Data items
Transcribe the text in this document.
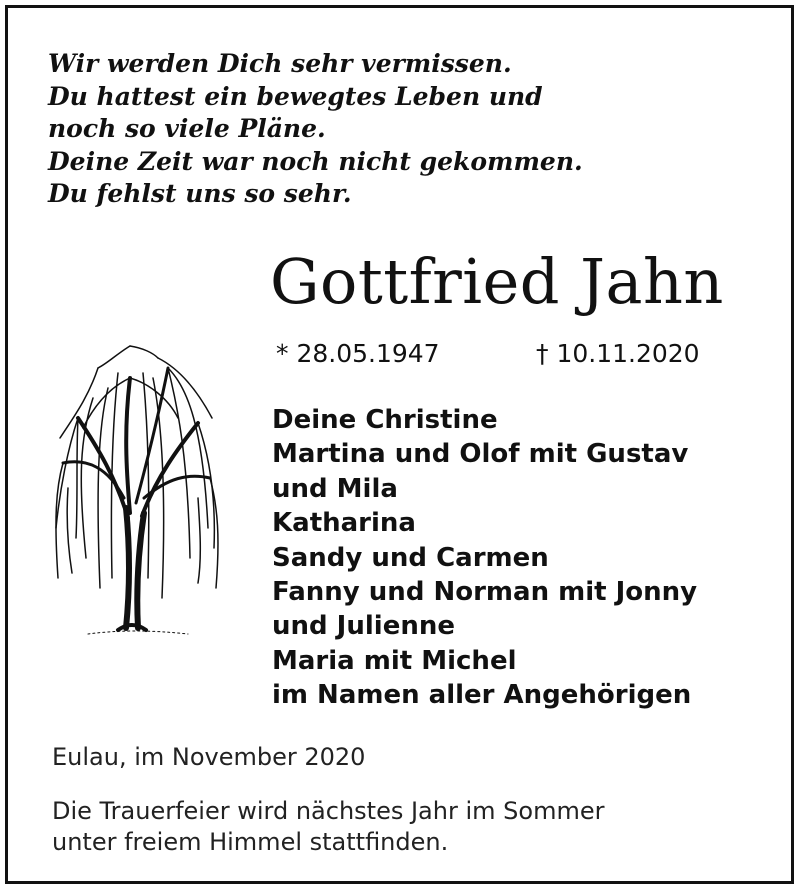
Wir werden Dich sehr vermissen.
Du hattest ein bewegtes Leben und
noch so viele Pläne.
Deine Zeit war noch nicht gekommen.
Du fehlst uns so sehr.
Gottfried Jahn
* 28.05.1947	† 10.11.2020
Deine Christine
Martina und Olof mit Gustav
und Mila
Katharina
Sandy und Carmen
Fanny und Norman mit Jonny
und Julienne
Maria mit Michel
im Namen aller Angehörigen
Eulau, im November 2020
Die Trauerfeier wird nächstes Jahr im Sommer
unter freiem Himmel stattfinden.
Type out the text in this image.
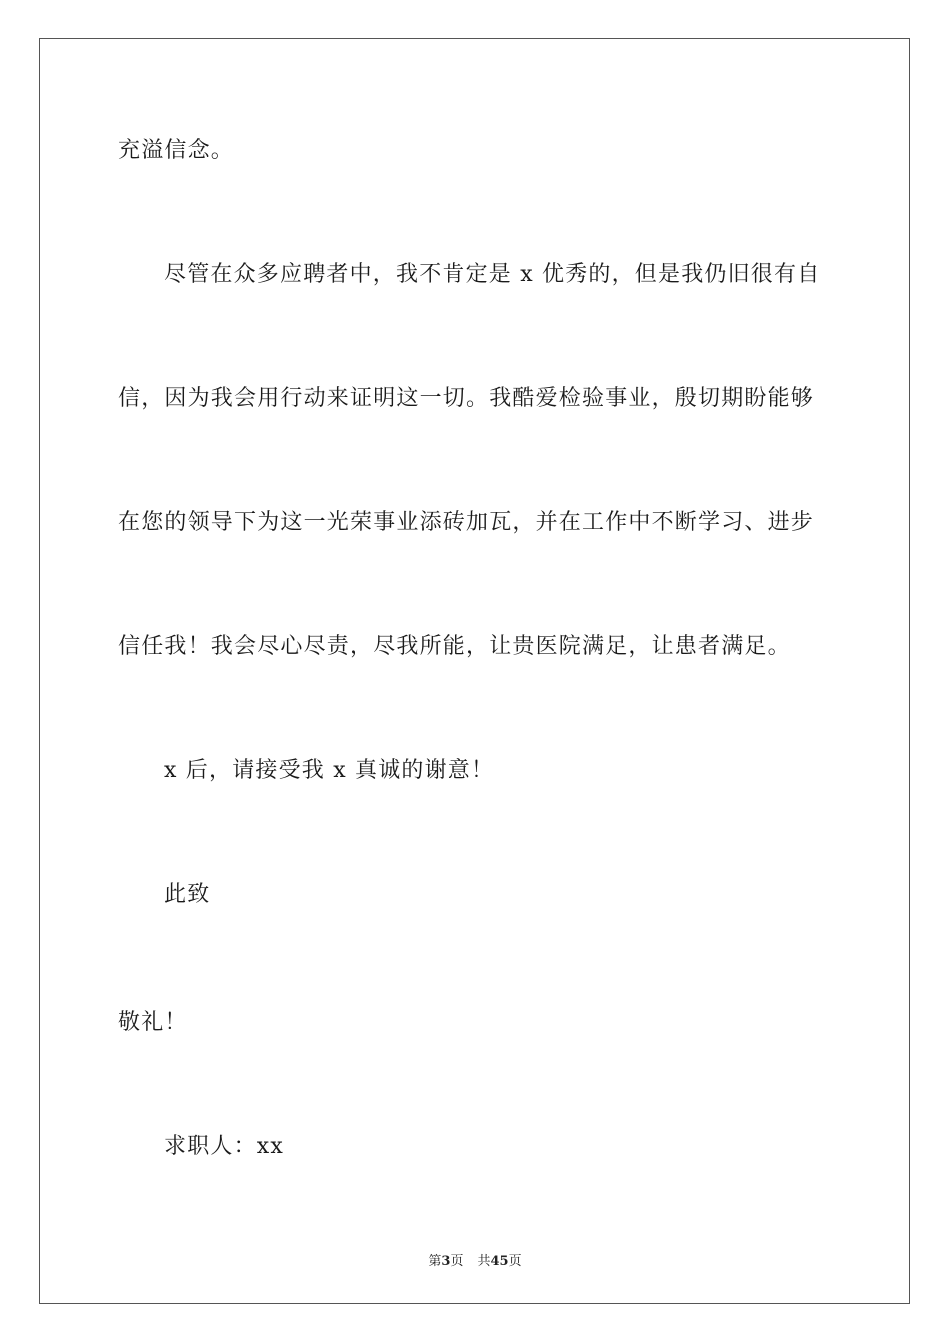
充溢信念。
尽管在众多应聘者中，我不肯定是 x 优秀的，但是我仍旧很有自
信，因为我会用行动来证明这一切。我酷爱检验事业，殷切期盼能够
在您的领导下为这一光荣事业添砖加瓦，并在工作中不断学习、进步
信任我！我会尽心尽责，尽我所能，让贵医院满足，让患者满足。
x 后，请接受我 x 真诚的谢意！
此致
敬礼！
求职人：xx
第3页 共45页
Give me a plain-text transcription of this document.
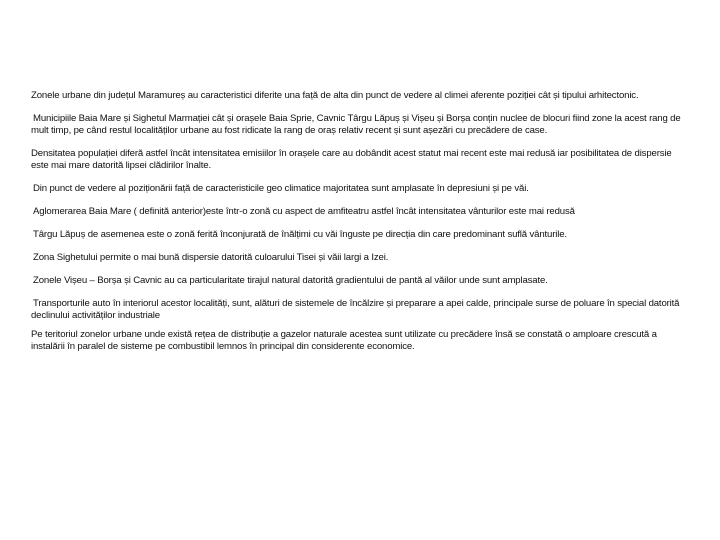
Zonele urbane din județul Maramureș au caracteristici diferite una față de alta din punct de vedere al climei aferente poziției cât și tipului arhitectonic.

Municipiile Baia Mare și Sighetul Marmației cât și orașele Baia Sprie, Cavnic Târgu Lăpuș și Vișeu și Borșa conțin nuclee de blocuri fiind zone la acest rang de mult timp, pe când restul localităților urbane au fost ridicate la rang de oraș relativ recent și sunt așezări cu precădere de case.

Densitatea populației diferă astfel încât intensitatea emisiilor în orașele care au dobândit acest statut mai recent este mai redusă iar posibilitatea de dispersie este mai mare datorită lipsei clădirilor înalte.

Din punct de vedere al poziționării față de caracteristicile geo climatice majoritatea sunt amplasate în depresiuni și pe văi.

Aglomerarea Baia Mare ( definită anterior)este într-o zonă cu aspect de amfiteatru astfel încât intensitatea vânturilor este mai redusă

Târgu Lăpuș de asemenea este o zonă ferită înconjurată de înălțimi cu văi înguste pe direcția din care predominant suflă vânturile.

Zona Sighetului permite o mai bună dispersie datorită culoarului Tisei și văii largi a Izei.

Zonele Vișeu – Borșa și Cavnic au ca particularitate tirajul natural datorită gradientului de pantă al văilor unde sunt amplasate.

Transporturile auto în interiorul acestor localități, sunt, alături de sistemele de încălzire și preparare a apei calde, principale surse de poluare în special datorită declinului activităților industriale

Pe teritoriul zonelor urbane unde există rețea de distribuție a gazelor naturale acestea sunt utilizate cu precădere însă se constată o amploare crescută a instalării în paralel de sisteme pe combustibil lemnos în principal din considerente economice.
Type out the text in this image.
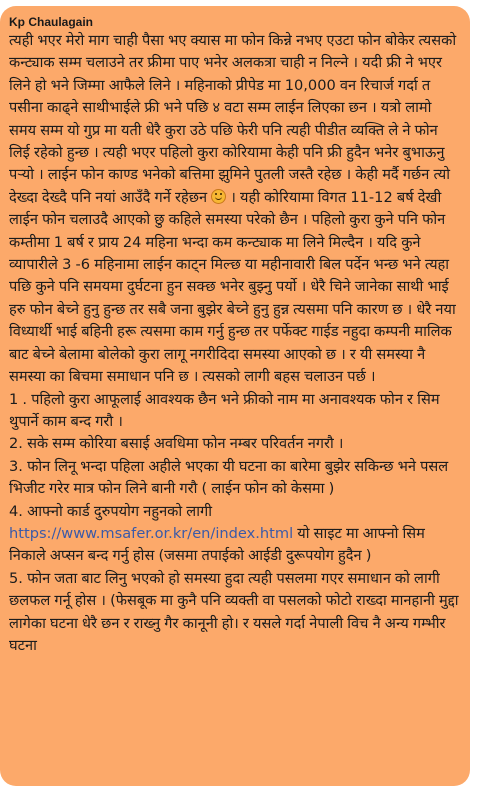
Kp Chaulagain

त्यही भएर मेरो माग चाही पैसा भए क्यास मा फोन किन्ने नभए एउटा फोन बोकेर त्यसको कन्ट्याक सम्म चलाउने तर फ्रीमा पाए भनेर अलकत्रा चाही न निल्ने । यदी फ्री ने भएर लिने हो भने जिम्मा आफैले लिने । महिनाको प्रीपेड मा 10,000 वन रिचार्ज गर्दा त पसीना काढ्ने साथीभाईले फ्री भने पछि ४ वटा सम्म लाईन लिएका छन । यत्रो लामो समय सम्म यो गुप्र मा यती धेरै कुरा उठे पछि फेरी पनि त्यही पीडीत व्यक्ति ले ने फोन लिई रहेको हुन्छ । त्यही भएर पहिलो कुरा कोरियामा केही पनि फ्री हुदैन भनेर बुभाऊनु पर्‍यो । लाईन फोन काण्ड भनेको बत्तिमा झुमिने पुतली जस्तै रहेछ । केही मर्दै गर्छन त्यो देख्दा देख्दै पनि नयां आउँदै गर्ने रहेछन  । यही कोरियामा विगत 11-12 बर्ष देखी लाईन फोन चलाउदै आएको छु कहिले समस्या परेको छैन । पहिलो कुरा कुने पनि फोन कम्तीमा 1 बर्ष र प्राय 24 महिना भन्दा कम कन्ट्याक मा लिने मिल्दैन । यदि कुने व्यापारीले 3 -6 महिनामा लाईन काट्न मिल्छ या महीनावारी बिल पर्देन भन्छ भने त्यहा पछि कुने पनि समयमा दुर्घटना हुन सक्छ भनेर बुझ्नु पर्यो । धेरै चिने जानेका साथी भाई हरु फोन बेच्ने हुनु हुन्छ तर सबै जना बुझेर बेच्ने हुनु हुन्न त्यसमा पनि कारण छ । धेरै नया विध्यार्थी भाई बहिनी हरू त्यसमा काम गर्नु हुन्छ तर पर्फेक्ट गाईड नहुदा कम्पनी मालिक बाट बेच्ने बेलामा बोलेको कुरा लागू नगरीदिदा समस्या आएको छ । र यी समस्या नै समस्या का बिचमा समाधान पनि छ । त्यसको लागी बहस चलाउन पर्छ ।

1 . पहिलो कुरा आफूलाई आवश्यक छैन भने फ्रीको नाम मा अनावश्यक फोन र सिम थुपार्ने काम बन्द गरौ ।

2. सके सम्म कोरिया बसाई अवधिमा फोन नम्बर परिवर्तन नगरौ ।

3. फोन लिनू भन्दा पहिला अहीले भएका यी घटना का बारेमा बुझेर सकिन्छ भने पसल भिजीट गरेर मात्र फोन लिने बानी गरौ ( लाईन फोन को केसमा )

4. आफ्नो कार्ड दुरुपयोग नहुनको लागी

https://www.msafer.or.kr/en/index.html यो साइट मा आफ्नो सिम निकाले अप्सन बन्द गर्नु होस (जसमा तपाईको आईडी दुरूपयोग हुदैन )

5. फोन जता बाट लिनु भएको हो समस्या हुदा त्यही पसलमा गएर समाधान को लागी छलफल गर्नू होस । (फेसबूक मा कुनै पनि व्यक्ती वा पसलको फोटो राख्दा मानहानी मुद्दा लागेका घटना धेरै छन र राख्नु गैर कानूनी हो। र यसले गर्दा नेपाली विच नै अन्य गम्भीर घटना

**EXERCISE DESCRIPTION:**
Return the material exactly as given, apart from the pictures.

**COMPLETED EXERCISE:**
Transcribe the text in this document.
Wir werden Dich sehr vermissen.
Du hattest ein bewegtes Leben und
noch so viele Pläne.
Deine Zeit war noch nicht gekommen.
Du fehlst uns so sehr.
Gottfried Jahn
* 28.05.1947	† 10.11.2020
Deine Christine
Martina und Olof mit Gustav
und Mila
Katharina
Sandy und Carmen
Fanny und Norman mit Jonny
und Julienne
Maria mit Michel
im Namen aller Angehörigen
Eulau, im November 2020
Die Trauerfeier wird nächstes Jahr im Sommer
unter freiem Himmel stattfinden.
Type out the text in this image.
充溢信念。
尽管在众多应聘者中，我不肯定是 x 优秀的，但是我仍旧很有自
信，因为我会用行动来证明这一切。我酷爱检验事业，殷切期盼能够
在您的领导下为这一光荣事业添砖加瓦，并在工作中不断学习、进步
信任我！我会尽心尽责，尽我所能，让贵医院满足，让患者满足。
x 后，请接受我 x 真诚的谢意！
此致
敬礼！
求职人：xx
第3页 共45页
Give me a plain-text transcription of this document.
Zonele urbane din județul Maramureș au caracteristici diferite una față de alta din punct de vedere al climei aferente poziției cât și tipului arhitectonic.

Municipiile Baia Mare și Sighetul Marmației cât și orașele Baia Sprie, Cavnic Târgu Lăpuș și Vișeu și Borșa conțin nuclee de blocuri fiind zone la acest rang de mult timp, pe când restul localităților urbane au fost ridicate la rang de oraș relativ recent și sunt așezări cu precădere de case.

Densitatea populației diferă astfel încât intensitatea emisiilor în orașele care au dobândit acest statut mai recent este mai redusă iar posibilitatea de dispersie este mai mare datorită lipsei clădirilor înalte.

Din punct de vedere al poziționării față de caracteristicile geo climatice majoritatea sunt amplasate în depresiuni și pe văi.

Aglomerarea Baia Mare ( definită anterior)este într-o zonă cu aspect de amfiteatru astfel încât intensitatea vânturilor este mai redusă

Târgu Lăpuș de asemenea este o zonă ferită înconjurată de înălțimi cu văi înguste pe direcția din care predominant suflă vânturile.

Zona Sighetului permite o mai bună dispersie datorită culoarului Tisei și văii largi a Izei.

Zonele Vișeu – Borșa și Cavnic au ca particularitate tirajul natural datorită gradientului de pantă al văilor unde sunt amplasate.

Transporturile auto în interiorul acestor localități, sunt, alături de sistemele de încălzire și preparare a apei calde, principale surse de poluare în special datorită declinului activităților industriale

Pe teritoriul zonelor urbane unde există rețea de distribuție a gazelor naturale acestea sunt utilizate cu precădere însă se constată o amploare crescută a instalării în paralel de sisteme pe combustibil lemnos în principal din considerente economice.
Type out the text in this image.
Kp Chaulagain

त्यही भएर मेरो माग चाही पैसा भए क्यास मा फोन किन्ने नभए एउटा फोन बोकेर त्यसको कन्ट्याक सम्म चलाउने तर फ्रीमा पाए भनेर अलकत्रा चाही न निल्ने । यदी फ्री ने भएर लिने हो भने जिम्मा आफैले लिने । महिनाको प्रीपेड मा 10,000 वन रिचार्ज गर्दा त पसीना काढ्ने साथीभाईले फ्री भने पछि ४ वटा सम्म लाईन लिएका छन । यत्रो लामो समय सम्म यो गुप्र मा यती धेरै कुरा उठे पछि फेरी पनि त्यही पीडीत व्यक्ति ले ने फोन लिई रहेको हुन्छ । त्यही भएर पहिलो कुरा कोरियामा केही पनि फ्री हुदैन भनेर बुभाऊनु पर्‍यो । लाईन फोन काण्ड भनेको बत्तिमा झुमिने पुतली जस्तै रहेछ । केही मर्दै गर्छन त्यो देख्दा देख्दै पनि नयां आउँदै गर्ने रहेछन  । यही कोरियामा विगत 11-12 बर्ष देखी लाईन फोन चलाउदै आएको छु कहिले समस्या परेको छैन । पहिलो कुरा कुने पनि फोन कम्तीमा 1 बर्ष र प्राय 24 महिना भन्दा कम कन्ट्याक मा लिने मिल्दैन । यदि कुने व्यापारीले 3 -6 महिनामा लाईन काट्न मिल्छ या महीनावारी बिल पर्देन भन्छ भने त्यहा पछि कुने पनि समयमा दुर्घटना हुन सक्छ भनेर बुझ्नु पर्यो । धेरै चिने जानेका साथी भाई हरु फोन बेच्ने हुनु हुन्छ तर सबै जना बुझेर बेच्ने हुनु हुन्न त्यसमा पनि कारण छ । धेरै नया विध्यार्थी भाई बहिनी हरू त्यसमा काम गर्नु हुन्छ तर पर्फेक्ट गाईड नहुदा कम्पनी मालिक बाट बेच्ने बेलामा बोलेको कुरा लागू नगरीदिदा समस्या आएको छ । र यी समस्या नै समस्या का बिचमा समाधान पनि छ । त्यसको लागी बहस चलाउन पर्छ ।

1 . पहिलो कुरा आफूलाई आवश्यक छैन भने फ्रीको नाम मा अनावश्यक फोन र सिम थुपार्ने काम बन्द गरौ ।

2. सके सम्म कोरिया बसाई अवधिमा फोन नम्बर परिवर्तन नगरौ ।

3. फोन लिनू भन्दा पहिला अहीले भएका यी घटना का बारेमा बुझेर सकिन्छ भने पसल भिजीट गरेर मात्र फोन लिने बानी गरौ ( लाईन फोन को केसमा )

4. आफ्नो कार्ड दुरुपयोग नहुनको लागी

https://www.msafer.or.kr/en/index.html यो साइट मा आफ्नो सिम निकाले अप्सन बन्द गर्नु होस (जसमा तपाईको आईडी दुरूपयोग हुदैन )

5. फोन जता बाट लिनु भएको हो समस्या हुदा त्यही पसलमा गएर समाधान को लागी छलफल गर्नू होस । (फेसबूक मा कुनै पनि व्यक्ती वा पसलको फोटो राख्दा मानहानी मुद्दा लागेका घटना धेरै छन र राख्नु गैर कानूनी हो। र यसले गर्दा नेपाली विच नै अन्य गम्भीर घटना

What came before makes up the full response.